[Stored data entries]
begin

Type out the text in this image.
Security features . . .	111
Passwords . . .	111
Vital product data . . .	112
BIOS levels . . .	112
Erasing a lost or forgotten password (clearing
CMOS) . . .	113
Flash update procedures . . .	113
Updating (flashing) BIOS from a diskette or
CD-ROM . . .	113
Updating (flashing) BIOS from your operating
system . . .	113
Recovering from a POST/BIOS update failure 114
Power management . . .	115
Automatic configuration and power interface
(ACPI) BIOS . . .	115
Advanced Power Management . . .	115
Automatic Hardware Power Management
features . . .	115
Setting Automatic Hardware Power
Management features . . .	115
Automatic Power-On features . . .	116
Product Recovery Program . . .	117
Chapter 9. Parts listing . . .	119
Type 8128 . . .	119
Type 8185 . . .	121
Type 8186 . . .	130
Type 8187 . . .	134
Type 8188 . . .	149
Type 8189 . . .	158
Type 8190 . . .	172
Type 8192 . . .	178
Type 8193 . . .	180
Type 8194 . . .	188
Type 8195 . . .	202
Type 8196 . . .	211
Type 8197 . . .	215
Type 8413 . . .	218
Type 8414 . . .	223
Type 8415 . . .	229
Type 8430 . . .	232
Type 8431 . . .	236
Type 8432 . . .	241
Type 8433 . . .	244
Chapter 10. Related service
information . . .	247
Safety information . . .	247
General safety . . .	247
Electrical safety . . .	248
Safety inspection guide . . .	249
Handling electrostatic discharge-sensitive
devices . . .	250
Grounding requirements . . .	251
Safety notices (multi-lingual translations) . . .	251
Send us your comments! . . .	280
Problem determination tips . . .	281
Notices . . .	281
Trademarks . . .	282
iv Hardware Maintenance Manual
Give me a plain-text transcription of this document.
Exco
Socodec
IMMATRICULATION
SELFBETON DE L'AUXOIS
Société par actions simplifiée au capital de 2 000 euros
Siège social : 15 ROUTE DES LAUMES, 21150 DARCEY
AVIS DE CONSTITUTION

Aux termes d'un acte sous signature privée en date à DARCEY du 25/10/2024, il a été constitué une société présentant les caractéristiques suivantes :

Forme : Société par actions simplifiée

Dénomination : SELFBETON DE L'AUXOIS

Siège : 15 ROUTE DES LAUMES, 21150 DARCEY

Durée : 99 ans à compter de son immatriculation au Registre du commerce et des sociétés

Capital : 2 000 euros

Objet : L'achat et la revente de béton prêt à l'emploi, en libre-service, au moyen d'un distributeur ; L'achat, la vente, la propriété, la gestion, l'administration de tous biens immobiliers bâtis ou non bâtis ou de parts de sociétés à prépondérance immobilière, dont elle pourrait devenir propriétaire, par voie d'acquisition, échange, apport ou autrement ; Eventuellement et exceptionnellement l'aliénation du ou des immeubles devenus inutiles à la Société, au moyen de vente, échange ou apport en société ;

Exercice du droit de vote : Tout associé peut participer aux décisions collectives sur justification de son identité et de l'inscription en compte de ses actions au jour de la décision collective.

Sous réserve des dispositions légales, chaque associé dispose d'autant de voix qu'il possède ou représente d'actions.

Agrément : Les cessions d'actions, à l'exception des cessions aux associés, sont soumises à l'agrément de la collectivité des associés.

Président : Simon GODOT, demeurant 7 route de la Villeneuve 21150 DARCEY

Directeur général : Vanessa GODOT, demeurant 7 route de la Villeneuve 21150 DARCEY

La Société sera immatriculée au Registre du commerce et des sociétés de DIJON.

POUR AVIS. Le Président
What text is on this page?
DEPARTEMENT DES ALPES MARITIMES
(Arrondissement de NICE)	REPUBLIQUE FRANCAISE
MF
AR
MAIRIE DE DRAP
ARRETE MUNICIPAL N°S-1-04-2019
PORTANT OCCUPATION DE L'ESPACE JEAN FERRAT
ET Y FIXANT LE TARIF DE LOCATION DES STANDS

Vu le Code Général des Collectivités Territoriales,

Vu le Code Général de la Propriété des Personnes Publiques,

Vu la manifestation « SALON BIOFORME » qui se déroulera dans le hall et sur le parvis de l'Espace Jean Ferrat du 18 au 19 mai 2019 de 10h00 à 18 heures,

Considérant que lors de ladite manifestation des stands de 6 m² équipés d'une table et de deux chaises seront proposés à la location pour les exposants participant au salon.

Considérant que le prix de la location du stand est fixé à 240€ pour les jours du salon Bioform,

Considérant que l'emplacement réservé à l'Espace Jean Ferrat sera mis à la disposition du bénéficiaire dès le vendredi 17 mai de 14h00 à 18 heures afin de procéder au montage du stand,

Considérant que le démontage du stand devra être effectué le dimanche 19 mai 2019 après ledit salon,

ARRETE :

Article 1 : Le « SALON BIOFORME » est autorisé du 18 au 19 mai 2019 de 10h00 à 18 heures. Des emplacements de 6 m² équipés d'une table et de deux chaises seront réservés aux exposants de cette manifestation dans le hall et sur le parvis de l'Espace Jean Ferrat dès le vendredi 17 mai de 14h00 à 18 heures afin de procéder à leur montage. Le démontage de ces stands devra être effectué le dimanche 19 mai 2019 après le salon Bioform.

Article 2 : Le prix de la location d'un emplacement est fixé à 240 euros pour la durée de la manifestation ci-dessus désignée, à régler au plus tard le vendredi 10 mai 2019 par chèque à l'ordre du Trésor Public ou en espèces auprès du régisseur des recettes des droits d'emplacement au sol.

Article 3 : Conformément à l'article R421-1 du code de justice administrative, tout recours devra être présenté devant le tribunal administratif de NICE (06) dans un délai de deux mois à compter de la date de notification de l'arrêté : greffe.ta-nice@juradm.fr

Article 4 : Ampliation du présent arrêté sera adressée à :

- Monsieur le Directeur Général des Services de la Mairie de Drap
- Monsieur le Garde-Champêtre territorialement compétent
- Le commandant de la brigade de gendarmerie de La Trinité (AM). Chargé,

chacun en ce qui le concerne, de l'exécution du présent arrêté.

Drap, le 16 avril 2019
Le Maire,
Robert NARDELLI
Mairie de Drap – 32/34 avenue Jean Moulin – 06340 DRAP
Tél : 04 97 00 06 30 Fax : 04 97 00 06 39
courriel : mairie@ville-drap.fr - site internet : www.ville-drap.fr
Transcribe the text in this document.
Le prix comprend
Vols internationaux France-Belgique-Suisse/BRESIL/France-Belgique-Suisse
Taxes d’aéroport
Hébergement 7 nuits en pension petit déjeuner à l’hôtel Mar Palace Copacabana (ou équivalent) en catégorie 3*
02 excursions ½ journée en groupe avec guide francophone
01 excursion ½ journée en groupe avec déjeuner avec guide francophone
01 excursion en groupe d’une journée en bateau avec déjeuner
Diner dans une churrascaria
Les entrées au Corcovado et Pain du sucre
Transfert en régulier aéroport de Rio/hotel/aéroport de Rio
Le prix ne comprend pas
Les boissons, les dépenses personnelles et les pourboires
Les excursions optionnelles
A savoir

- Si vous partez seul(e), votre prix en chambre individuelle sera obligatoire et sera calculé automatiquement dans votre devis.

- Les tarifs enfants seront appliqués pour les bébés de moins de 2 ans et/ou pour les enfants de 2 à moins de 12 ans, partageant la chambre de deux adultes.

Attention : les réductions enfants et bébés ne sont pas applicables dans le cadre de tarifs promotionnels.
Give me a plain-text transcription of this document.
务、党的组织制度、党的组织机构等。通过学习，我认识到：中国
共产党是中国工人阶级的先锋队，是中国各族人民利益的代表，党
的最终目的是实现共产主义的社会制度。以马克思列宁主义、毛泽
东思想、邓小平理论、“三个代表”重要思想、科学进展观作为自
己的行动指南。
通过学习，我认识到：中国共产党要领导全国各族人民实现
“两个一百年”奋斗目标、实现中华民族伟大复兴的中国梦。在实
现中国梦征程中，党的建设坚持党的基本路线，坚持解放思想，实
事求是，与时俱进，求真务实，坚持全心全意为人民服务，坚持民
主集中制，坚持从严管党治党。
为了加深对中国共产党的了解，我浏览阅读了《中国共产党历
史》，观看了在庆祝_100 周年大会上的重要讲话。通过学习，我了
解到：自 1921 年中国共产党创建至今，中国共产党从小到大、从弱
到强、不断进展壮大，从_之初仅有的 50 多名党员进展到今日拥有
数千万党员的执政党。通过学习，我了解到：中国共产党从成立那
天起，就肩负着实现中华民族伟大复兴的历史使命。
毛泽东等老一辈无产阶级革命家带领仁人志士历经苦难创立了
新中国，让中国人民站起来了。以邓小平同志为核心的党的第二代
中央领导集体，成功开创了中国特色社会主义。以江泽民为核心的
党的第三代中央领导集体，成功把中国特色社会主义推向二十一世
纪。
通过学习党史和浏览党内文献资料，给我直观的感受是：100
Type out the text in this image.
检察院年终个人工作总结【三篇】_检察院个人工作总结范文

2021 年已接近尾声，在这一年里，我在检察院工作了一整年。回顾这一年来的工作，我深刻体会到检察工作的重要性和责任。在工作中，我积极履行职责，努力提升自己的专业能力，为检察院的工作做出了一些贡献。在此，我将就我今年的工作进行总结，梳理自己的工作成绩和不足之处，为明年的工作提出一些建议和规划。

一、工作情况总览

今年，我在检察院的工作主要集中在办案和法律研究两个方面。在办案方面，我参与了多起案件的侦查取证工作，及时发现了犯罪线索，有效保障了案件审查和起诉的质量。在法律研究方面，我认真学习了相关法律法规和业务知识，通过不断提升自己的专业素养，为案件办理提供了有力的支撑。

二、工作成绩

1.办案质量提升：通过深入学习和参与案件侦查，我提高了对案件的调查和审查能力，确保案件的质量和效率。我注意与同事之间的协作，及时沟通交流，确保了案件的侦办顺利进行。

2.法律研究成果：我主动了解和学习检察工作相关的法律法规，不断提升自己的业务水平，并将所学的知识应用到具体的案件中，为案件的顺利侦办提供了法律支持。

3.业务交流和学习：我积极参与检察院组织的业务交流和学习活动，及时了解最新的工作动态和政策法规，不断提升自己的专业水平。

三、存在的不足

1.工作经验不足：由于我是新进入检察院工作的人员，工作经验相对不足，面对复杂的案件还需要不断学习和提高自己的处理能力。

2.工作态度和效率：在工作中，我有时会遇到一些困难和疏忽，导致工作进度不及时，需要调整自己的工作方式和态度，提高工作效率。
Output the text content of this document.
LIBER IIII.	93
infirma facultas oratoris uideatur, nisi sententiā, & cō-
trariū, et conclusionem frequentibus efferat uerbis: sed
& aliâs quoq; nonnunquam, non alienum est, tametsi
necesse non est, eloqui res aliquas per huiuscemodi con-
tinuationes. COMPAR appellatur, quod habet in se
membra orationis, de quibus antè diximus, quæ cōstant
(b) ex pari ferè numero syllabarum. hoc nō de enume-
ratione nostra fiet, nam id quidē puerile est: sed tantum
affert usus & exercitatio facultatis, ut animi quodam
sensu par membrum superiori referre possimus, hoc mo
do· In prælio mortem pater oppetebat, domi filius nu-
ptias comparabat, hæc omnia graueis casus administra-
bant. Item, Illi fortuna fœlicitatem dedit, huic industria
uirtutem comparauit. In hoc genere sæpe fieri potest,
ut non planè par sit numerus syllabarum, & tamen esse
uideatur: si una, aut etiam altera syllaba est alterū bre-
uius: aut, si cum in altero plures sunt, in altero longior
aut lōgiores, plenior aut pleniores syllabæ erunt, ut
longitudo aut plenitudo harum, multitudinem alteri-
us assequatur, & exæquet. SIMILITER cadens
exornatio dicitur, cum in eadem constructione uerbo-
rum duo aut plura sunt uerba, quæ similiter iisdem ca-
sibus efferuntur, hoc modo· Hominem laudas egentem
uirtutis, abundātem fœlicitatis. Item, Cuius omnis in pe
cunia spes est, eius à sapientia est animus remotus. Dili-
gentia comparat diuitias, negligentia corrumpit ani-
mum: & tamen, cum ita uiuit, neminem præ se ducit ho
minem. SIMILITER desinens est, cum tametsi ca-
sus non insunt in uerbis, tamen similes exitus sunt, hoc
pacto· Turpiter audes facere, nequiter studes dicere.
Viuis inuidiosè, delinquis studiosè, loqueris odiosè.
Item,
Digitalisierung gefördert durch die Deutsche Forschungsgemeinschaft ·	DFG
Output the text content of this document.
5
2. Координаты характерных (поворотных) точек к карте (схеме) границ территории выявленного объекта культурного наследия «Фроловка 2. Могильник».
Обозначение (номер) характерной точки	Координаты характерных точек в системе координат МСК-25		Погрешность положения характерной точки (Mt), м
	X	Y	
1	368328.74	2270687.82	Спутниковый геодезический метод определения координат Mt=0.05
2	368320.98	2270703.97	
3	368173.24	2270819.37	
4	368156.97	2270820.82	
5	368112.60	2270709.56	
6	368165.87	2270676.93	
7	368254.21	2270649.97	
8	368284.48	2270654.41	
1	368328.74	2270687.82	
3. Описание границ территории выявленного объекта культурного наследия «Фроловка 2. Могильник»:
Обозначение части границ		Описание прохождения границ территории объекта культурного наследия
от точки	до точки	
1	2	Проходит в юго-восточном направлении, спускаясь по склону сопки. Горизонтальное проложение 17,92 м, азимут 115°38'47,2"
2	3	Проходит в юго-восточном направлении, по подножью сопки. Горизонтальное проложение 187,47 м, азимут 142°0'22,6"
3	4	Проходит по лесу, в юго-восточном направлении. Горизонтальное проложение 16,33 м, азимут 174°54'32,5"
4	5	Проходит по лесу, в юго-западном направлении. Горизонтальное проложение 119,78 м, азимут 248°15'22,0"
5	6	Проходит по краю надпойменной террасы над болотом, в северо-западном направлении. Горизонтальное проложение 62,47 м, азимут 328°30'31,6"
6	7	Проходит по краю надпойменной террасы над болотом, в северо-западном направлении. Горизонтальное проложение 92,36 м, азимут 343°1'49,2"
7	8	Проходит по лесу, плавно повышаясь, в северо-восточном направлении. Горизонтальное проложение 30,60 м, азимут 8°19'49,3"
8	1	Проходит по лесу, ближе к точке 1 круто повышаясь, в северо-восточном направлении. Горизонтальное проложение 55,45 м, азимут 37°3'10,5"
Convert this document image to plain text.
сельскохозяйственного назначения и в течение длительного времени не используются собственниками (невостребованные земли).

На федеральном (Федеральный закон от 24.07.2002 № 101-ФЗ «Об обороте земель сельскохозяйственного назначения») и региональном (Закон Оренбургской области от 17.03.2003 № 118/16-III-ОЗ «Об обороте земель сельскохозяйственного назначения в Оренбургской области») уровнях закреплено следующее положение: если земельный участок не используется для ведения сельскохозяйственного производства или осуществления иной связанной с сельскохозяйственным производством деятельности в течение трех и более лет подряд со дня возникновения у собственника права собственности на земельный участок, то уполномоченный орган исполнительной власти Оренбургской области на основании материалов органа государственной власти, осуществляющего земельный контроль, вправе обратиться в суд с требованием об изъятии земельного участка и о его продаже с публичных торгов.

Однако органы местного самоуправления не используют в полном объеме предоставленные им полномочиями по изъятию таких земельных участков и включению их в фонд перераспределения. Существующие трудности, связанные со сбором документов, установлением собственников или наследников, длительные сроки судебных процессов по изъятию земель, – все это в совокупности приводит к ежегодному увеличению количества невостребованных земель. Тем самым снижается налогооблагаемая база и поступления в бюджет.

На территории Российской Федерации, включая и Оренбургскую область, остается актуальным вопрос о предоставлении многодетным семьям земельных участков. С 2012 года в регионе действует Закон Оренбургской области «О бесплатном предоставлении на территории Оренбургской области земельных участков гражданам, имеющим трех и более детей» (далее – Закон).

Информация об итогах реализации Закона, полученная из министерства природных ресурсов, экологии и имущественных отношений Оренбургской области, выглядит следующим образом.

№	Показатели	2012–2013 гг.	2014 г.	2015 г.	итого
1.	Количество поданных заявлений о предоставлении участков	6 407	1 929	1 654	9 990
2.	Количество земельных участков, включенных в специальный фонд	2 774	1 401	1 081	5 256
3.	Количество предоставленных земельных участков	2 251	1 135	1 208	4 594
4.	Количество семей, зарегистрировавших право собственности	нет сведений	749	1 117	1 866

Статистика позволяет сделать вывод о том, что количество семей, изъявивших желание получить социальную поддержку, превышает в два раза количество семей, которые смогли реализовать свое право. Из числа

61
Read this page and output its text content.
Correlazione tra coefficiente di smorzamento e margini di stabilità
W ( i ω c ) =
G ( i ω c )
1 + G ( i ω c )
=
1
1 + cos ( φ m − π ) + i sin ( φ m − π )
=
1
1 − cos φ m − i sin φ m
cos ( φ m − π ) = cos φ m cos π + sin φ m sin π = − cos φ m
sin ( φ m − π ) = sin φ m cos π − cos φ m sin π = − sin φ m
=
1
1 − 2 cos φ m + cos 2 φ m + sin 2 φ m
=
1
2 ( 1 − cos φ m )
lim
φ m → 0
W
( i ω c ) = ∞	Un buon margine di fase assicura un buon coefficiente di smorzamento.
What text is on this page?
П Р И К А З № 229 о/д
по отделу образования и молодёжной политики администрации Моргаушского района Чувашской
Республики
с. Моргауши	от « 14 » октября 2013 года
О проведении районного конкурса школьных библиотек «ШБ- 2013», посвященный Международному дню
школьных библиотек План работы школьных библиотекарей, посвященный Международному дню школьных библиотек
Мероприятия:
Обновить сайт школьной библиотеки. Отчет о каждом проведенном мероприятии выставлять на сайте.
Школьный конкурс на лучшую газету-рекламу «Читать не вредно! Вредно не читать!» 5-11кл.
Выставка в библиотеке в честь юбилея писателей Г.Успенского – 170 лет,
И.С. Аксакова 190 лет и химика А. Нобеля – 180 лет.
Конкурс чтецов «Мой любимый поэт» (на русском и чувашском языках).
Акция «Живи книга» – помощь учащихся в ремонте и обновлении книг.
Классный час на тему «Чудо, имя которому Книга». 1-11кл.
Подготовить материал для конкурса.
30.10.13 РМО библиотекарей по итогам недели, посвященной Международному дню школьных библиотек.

end

> Your instructions
Pick out the lines that contain "devra" and copy them.

> Answer for this exercise
Considérant que le démontage du stand devra être effectué le dimanche 19 mai 2019 après ledit salon,
Article 1 : Le « SALON BIOFORME » est autorisé du 18 au 19 mai 2019 de 10h00 à 18 heures. Des emplacements de 6 m² équipés d'une table et de deux chaises seront réservés aux exposants de cette manifestation dans le hall et sur le parvis de l'Espace Jean Ferrat dès le vendredi 17 mai de 14h00 à 18 heures afin de procéder à leur montage. Le démontage de ces stands devra être effectué le dimanche 19 mai 2019 après le salon Bioform.
Article 3 : Conformément à l'article R421-1 du code de justice administrative, tout recours devra être présenté devant le tribunal administratif de NICE (06) dans un délai de deux mois à compter de la date de notification de l'arrêté : greffe.ta-nice@juradm.fr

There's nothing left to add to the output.